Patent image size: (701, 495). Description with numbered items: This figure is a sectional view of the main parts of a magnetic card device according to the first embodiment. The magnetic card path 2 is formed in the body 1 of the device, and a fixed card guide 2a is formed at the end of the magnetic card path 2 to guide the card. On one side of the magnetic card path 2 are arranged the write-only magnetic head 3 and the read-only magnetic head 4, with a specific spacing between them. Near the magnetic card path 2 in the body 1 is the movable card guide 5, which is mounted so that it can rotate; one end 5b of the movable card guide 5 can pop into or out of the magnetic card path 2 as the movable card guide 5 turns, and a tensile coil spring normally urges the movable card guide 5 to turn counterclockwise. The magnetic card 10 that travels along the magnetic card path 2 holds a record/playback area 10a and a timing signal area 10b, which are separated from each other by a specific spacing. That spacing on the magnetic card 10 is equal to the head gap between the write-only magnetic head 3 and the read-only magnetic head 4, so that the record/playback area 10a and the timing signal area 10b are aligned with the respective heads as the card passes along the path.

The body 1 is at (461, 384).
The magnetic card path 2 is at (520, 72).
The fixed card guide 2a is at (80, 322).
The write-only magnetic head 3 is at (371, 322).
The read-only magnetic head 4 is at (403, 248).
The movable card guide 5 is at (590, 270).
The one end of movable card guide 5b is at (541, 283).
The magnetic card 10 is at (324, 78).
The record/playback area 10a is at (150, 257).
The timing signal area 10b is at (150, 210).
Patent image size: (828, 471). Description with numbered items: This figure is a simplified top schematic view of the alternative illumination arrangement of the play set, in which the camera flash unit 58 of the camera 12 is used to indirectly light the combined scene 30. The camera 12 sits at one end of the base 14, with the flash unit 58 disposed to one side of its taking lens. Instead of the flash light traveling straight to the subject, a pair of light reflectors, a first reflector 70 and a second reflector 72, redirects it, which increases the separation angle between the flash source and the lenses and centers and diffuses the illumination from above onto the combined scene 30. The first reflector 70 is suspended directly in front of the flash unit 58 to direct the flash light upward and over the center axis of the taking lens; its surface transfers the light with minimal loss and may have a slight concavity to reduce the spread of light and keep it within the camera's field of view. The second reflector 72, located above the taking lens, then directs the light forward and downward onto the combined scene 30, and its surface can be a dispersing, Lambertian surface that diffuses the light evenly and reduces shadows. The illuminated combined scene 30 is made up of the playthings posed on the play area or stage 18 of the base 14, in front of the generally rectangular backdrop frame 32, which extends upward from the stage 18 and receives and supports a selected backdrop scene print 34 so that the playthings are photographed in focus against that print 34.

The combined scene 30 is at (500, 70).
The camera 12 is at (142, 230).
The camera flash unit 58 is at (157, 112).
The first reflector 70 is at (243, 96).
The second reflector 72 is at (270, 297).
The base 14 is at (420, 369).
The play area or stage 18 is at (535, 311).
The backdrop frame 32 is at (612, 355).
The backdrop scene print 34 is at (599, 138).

## EXERCISE DIRECTIONS
Count the lines in the records above that contain the string "sectional", matching case. Reply with only that number.

## THE ANSWER
1